Format the lines from the one containing "cell-industry: 金属表面处理 (372, 605, 450, 628)" through the one containing "cell-city: 焦作市 (88, 458, 140, 481)", inclusive, as a Markdown table with two columns, Row and Line. Number the rows and leave out any blank lines.

RECORDS SHOWN:
>>>

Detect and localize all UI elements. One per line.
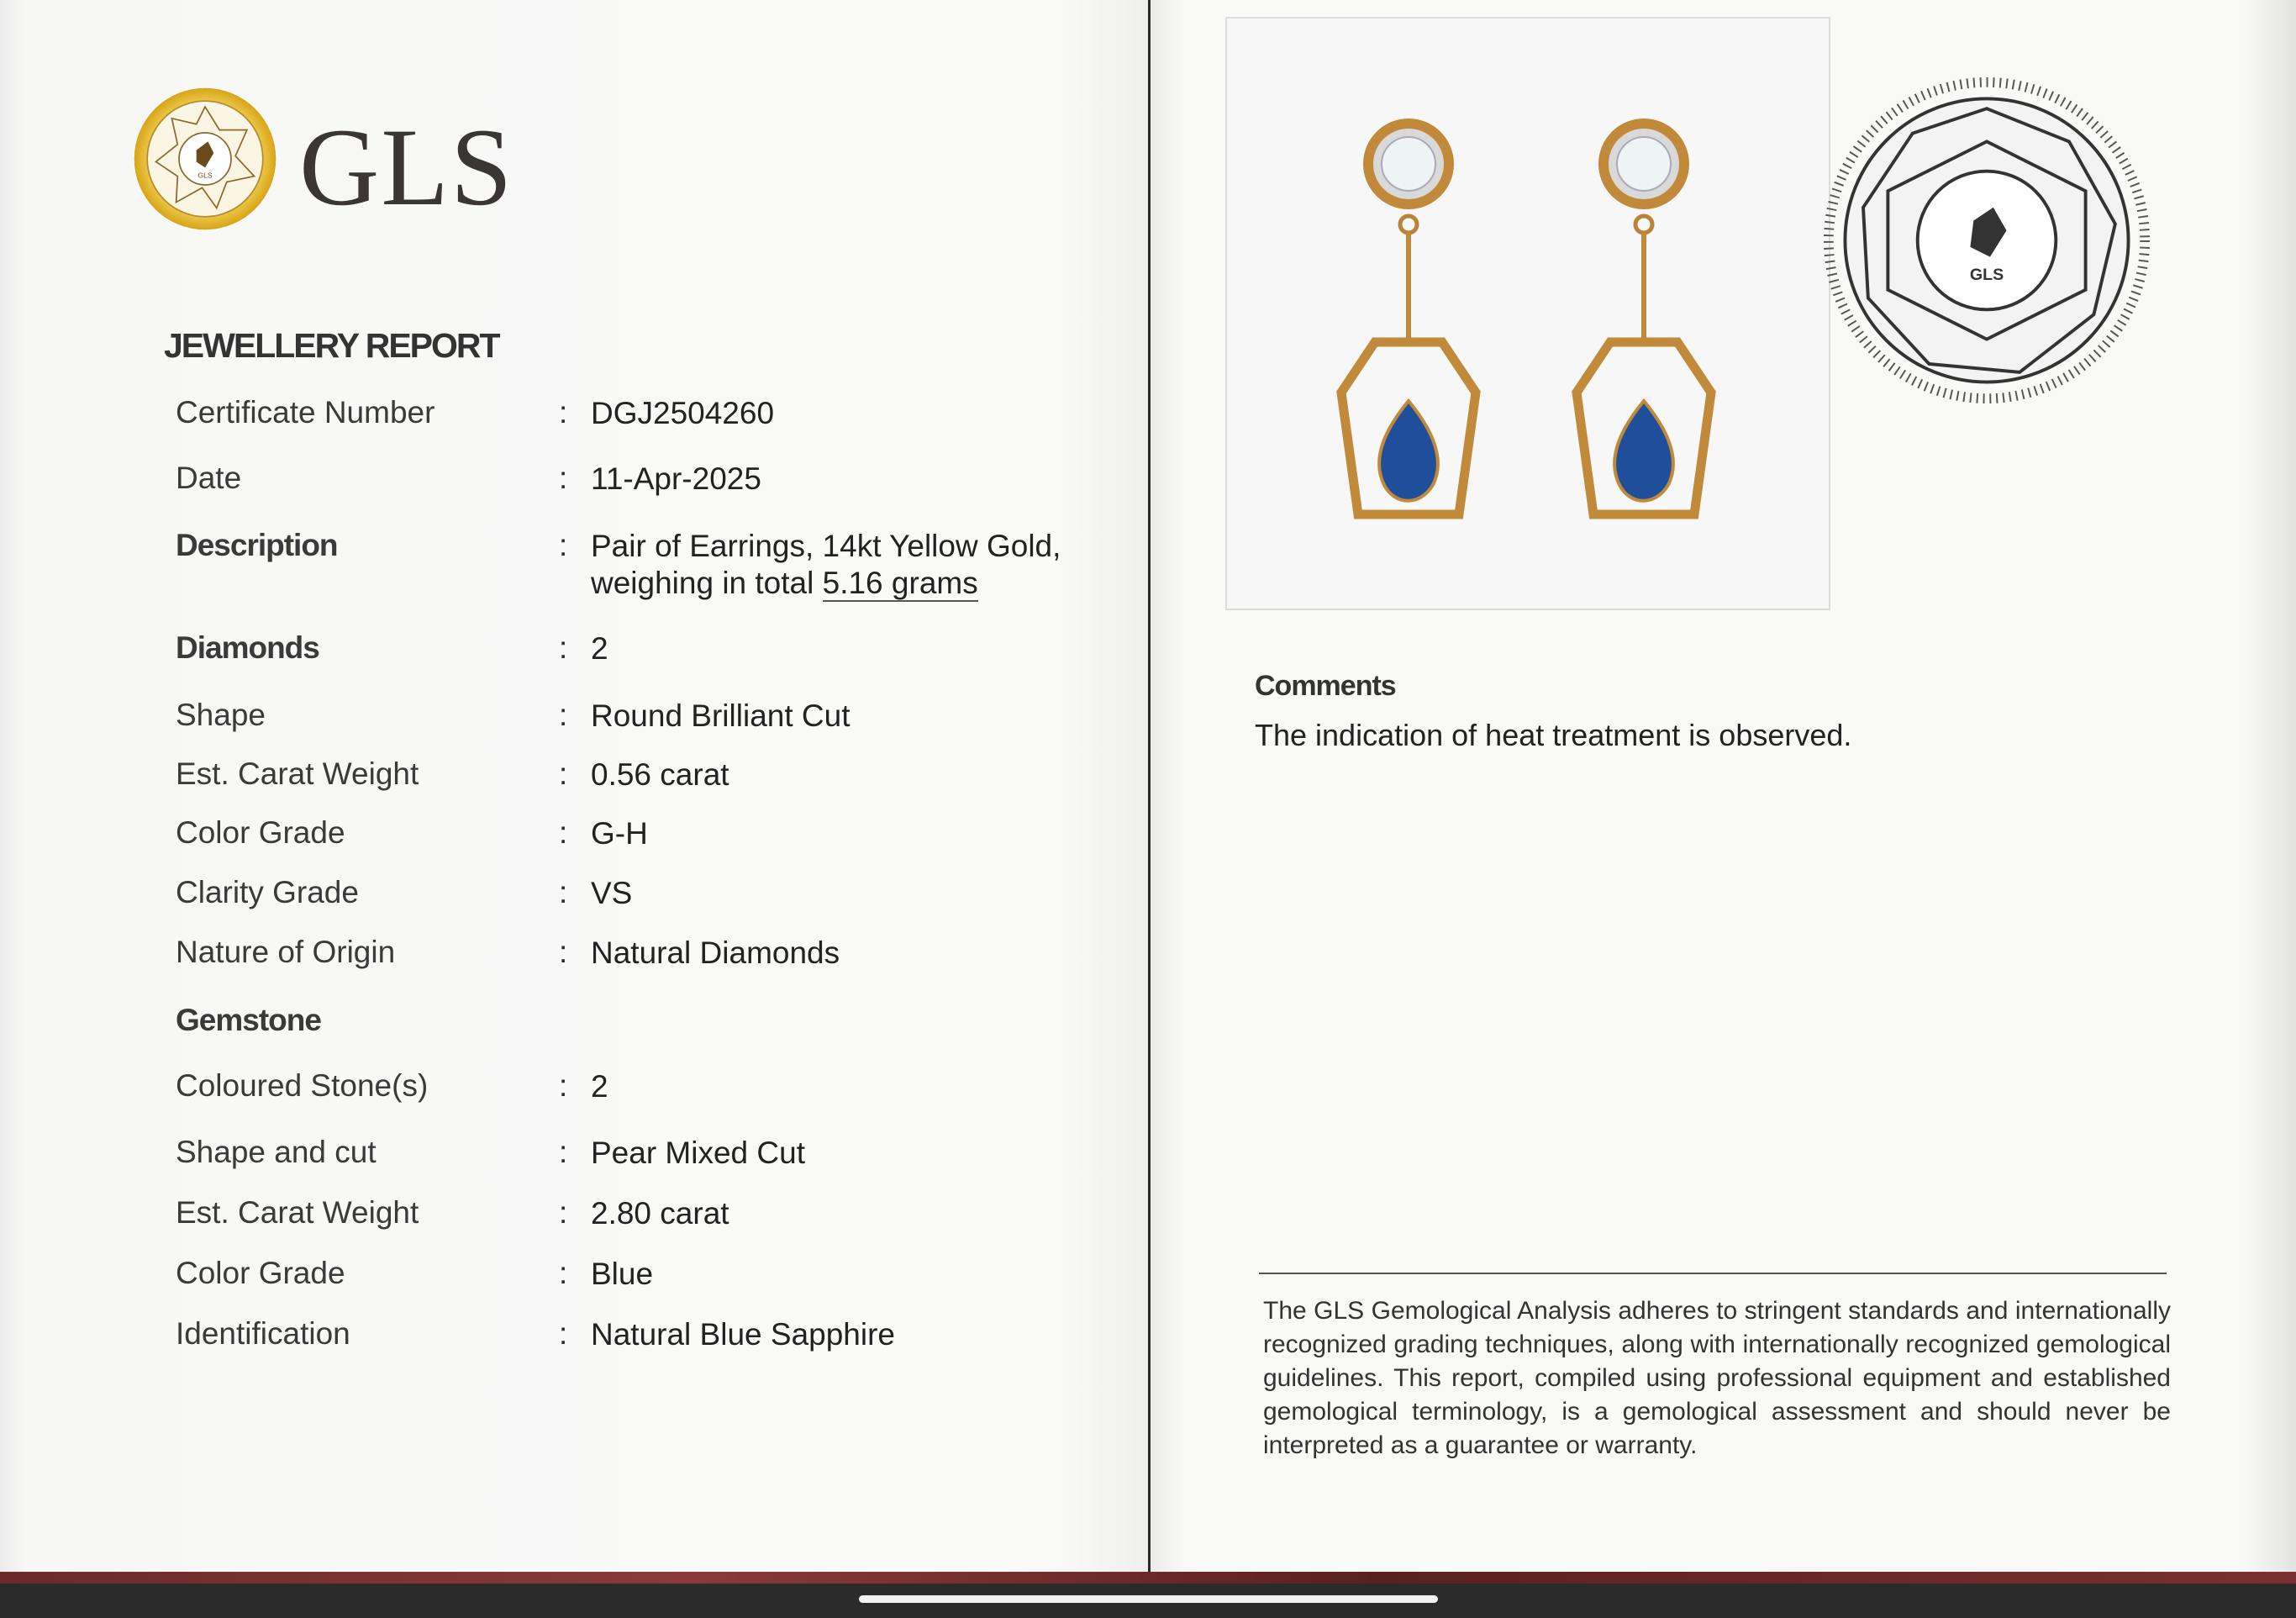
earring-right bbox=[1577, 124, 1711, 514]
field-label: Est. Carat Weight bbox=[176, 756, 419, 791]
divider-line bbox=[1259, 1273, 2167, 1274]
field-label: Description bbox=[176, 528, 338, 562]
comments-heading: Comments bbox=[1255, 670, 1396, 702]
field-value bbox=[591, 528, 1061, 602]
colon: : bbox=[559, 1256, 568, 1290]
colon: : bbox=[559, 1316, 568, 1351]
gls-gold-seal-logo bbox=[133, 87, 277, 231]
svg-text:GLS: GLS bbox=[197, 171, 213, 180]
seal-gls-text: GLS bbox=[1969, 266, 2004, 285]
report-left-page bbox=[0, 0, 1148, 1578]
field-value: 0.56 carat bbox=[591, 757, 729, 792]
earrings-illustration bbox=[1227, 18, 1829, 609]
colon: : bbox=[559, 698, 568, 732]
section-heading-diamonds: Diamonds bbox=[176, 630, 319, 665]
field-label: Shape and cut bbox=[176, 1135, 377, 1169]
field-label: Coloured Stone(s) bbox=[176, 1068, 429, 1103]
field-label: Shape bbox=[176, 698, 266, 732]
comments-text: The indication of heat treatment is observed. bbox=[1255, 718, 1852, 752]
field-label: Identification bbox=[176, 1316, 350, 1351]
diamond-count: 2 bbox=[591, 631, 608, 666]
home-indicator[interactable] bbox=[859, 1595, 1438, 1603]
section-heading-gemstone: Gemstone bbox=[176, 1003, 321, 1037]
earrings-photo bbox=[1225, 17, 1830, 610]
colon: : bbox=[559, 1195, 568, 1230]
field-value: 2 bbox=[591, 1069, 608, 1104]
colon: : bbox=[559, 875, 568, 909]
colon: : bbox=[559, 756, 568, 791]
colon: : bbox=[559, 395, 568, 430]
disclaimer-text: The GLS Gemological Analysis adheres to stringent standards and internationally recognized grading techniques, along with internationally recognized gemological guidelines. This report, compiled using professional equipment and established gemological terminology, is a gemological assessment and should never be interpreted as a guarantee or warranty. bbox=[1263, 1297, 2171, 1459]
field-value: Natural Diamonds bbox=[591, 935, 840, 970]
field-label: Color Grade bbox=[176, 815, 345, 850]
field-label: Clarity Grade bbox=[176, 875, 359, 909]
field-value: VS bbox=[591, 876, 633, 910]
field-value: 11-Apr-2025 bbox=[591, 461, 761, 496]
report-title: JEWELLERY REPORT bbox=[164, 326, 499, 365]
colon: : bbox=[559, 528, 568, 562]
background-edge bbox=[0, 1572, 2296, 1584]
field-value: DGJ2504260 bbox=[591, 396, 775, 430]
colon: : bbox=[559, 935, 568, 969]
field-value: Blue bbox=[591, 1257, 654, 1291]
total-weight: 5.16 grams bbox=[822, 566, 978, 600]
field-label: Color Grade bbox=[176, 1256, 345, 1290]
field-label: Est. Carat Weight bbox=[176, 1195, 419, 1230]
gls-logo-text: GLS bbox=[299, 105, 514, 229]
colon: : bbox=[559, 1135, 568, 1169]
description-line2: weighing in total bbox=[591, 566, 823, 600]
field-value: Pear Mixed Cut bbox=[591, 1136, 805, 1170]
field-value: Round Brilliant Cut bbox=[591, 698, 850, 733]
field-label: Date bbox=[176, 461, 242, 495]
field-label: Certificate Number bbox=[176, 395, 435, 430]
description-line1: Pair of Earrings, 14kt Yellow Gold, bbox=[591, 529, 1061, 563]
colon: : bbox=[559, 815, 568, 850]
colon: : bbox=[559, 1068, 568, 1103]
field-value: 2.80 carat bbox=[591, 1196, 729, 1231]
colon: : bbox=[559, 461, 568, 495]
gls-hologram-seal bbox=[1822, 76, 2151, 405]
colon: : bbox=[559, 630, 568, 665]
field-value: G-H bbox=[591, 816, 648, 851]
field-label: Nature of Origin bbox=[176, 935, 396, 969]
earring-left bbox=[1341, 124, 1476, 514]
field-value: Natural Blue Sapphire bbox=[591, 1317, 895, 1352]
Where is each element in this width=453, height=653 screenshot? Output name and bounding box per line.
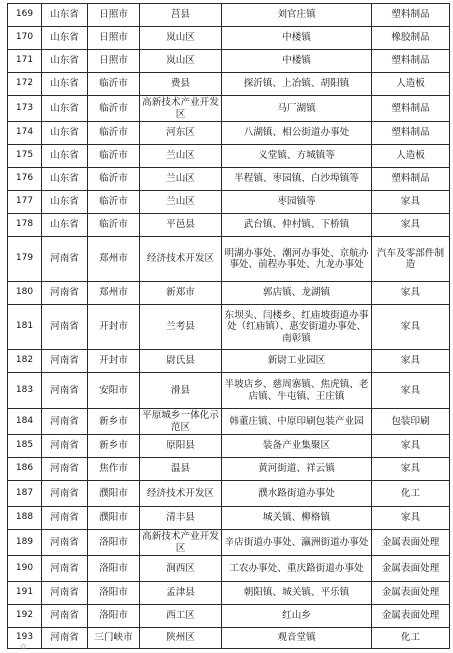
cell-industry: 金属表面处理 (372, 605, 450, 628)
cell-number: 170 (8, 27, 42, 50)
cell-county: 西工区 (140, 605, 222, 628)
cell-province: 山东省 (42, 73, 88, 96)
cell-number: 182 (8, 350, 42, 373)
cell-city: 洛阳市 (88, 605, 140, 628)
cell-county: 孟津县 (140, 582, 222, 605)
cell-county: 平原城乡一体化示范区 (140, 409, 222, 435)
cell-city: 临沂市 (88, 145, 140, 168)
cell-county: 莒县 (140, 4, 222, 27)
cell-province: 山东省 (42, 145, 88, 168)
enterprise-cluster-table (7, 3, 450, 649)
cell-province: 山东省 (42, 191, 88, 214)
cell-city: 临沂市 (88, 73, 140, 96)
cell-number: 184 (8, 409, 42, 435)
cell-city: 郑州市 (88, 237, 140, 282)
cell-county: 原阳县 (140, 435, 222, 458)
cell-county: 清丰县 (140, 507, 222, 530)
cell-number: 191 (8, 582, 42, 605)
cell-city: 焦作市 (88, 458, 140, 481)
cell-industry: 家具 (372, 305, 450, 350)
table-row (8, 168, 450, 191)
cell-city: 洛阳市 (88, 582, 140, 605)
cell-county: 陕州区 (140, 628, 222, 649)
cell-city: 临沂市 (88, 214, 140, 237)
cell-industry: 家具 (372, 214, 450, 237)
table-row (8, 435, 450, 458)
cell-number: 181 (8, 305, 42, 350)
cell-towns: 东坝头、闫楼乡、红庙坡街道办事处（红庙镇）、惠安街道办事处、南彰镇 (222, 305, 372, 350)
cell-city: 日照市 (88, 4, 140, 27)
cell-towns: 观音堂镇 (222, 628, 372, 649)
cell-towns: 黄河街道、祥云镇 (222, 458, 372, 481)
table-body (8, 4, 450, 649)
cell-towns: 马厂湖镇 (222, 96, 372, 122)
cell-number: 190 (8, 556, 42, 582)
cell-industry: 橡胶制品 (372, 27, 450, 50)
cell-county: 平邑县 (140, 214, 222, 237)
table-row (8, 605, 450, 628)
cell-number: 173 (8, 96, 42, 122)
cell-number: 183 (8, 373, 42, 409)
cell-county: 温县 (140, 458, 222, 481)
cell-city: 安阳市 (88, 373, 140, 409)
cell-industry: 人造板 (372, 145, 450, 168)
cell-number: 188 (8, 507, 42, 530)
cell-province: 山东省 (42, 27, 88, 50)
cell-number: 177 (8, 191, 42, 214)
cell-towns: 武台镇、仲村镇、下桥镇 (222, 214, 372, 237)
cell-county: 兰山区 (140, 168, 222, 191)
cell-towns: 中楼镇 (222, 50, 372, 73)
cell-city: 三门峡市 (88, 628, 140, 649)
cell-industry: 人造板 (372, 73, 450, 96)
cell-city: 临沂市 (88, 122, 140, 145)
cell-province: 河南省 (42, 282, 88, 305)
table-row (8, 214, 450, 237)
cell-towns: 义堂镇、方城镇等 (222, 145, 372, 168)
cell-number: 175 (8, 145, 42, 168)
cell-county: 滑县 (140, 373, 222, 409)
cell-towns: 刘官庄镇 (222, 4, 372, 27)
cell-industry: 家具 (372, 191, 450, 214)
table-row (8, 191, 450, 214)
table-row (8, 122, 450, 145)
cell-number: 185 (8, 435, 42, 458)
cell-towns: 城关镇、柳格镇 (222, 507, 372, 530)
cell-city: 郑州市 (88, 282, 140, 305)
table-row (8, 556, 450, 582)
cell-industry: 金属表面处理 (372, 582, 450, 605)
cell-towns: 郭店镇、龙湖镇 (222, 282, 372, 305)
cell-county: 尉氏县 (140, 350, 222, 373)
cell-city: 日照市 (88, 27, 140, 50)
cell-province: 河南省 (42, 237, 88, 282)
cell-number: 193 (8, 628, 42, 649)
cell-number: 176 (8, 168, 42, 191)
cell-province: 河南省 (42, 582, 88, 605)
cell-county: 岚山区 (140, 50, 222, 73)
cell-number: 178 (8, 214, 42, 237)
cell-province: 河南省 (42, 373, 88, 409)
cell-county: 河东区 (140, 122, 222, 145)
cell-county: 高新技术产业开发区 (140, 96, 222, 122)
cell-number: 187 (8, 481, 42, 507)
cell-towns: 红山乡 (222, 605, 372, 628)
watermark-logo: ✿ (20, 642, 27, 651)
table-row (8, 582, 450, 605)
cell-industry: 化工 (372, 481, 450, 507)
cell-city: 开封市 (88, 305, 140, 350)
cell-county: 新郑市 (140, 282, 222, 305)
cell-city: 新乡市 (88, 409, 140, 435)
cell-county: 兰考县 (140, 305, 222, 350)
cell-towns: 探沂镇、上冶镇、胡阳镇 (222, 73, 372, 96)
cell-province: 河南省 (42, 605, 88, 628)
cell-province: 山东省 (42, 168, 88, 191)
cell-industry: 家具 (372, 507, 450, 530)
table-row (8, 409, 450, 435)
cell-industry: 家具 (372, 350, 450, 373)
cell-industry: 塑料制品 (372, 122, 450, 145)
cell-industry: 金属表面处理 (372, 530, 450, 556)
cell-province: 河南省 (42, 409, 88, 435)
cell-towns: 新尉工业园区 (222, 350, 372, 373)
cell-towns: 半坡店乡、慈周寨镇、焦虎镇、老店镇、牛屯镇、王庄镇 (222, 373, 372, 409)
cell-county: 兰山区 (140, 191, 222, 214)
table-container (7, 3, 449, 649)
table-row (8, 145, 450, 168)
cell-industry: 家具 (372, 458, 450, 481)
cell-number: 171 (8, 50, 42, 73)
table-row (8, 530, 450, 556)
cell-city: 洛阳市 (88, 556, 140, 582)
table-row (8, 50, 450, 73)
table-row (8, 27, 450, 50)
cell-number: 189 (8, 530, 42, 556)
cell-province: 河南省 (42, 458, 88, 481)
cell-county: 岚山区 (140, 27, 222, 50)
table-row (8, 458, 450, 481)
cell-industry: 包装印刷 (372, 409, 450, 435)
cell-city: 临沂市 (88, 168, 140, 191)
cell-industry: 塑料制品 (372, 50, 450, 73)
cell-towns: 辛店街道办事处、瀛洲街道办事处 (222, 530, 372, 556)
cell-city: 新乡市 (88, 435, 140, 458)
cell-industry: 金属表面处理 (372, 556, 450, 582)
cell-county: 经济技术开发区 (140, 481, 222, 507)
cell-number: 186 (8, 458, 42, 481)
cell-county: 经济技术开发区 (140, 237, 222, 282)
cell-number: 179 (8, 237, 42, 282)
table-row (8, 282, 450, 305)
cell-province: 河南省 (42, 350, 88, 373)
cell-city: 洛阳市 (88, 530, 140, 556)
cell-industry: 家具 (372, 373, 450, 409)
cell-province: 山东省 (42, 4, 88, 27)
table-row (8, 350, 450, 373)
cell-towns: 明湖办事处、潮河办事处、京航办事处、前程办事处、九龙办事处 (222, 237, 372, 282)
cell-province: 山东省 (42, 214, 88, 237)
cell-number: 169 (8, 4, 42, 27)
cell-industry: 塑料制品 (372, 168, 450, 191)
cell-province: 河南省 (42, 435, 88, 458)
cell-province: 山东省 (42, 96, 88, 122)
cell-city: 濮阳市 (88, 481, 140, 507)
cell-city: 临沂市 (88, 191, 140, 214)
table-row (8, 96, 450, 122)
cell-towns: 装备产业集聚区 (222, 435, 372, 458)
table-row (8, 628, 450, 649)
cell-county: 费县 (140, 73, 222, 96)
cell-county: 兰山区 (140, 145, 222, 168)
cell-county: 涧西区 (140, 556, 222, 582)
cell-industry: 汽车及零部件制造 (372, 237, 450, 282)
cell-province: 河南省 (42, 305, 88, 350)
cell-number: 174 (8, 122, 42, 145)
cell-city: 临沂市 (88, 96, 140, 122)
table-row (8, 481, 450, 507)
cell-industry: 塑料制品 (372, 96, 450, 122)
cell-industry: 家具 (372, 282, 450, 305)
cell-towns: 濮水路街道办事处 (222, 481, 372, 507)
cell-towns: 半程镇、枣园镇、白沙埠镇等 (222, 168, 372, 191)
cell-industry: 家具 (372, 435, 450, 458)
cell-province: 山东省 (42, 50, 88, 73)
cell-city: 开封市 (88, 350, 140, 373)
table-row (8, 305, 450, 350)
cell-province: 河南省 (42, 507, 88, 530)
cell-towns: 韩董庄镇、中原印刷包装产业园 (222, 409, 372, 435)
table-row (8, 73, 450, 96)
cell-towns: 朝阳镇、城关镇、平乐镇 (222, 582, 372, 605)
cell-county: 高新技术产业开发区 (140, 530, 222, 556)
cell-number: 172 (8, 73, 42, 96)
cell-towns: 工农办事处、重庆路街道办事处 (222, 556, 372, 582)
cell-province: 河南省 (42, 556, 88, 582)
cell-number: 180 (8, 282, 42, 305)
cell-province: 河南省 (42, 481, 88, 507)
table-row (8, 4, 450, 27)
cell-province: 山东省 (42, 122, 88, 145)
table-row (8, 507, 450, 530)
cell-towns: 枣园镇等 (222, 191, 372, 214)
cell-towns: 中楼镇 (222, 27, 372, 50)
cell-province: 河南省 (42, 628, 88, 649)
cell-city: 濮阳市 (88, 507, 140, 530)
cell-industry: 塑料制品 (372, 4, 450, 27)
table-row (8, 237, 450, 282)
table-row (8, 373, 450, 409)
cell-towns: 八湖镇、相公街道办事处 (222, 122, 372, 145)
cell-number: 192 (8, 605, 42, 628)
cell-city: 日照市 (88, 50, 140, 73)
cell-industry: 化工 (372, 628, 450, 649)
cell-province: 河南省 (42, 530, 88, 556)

<<<

SOLUTION TO THIS EXERCISE:
| Row | Line |
|---|---|
| 1 | cell-industry: 金属表面处理 (372, 605, 450, 628) |
| 2 | cell-number: 170 (8, 27, 42, 50) |
| 3 | cell-county: 西工区 (140, 605, 222, 628) |
| 4 | cell-province: 山东省 (42, 73, 88, 96) |
| 5 | cell-number: 182 (8, 350, 42, 373) |
| 6 | cell-city: 洛阳市 (88, 605, 140, 628) |
| 7 | cell-county: 孟津县 (140, 582, 222, 605) |
| 8 | cell-county: 平原城乡一体化示范区 (140, 409, 222, 435) |
| 9 | cell-city: 临沂市 (88, 145, 140, 168) |
| 10 | cell-county: 莒县 (140, 4, 222, 27) |
| 11 | cell-province: 山东省 (42, 145, 88, 168) |
| 12 | enterprise-cluster-table (7, 3, 450, 649) |
| 13 | cell-province: 山东省 (42, 191, 88, 214) |
| 14 | cell-city: 临沂市 (88, 73, 140, 96) |
| 15 | cell-number: 184 (8, 409, 42, 435) |
| 16 | cell-city: 郑州市 (88, 237, 140, 282) |
| 17 | cell-county: 原阳县 (140, 435, 222, 458) |
| 18 | cell-county: 清丰县 (140, 507, 222, 530) |
| 19 | cell-number: 191 (8, 582, 42, 605) |
| 20 | cell-city: 焦作市 (88, 458, 140, 481) |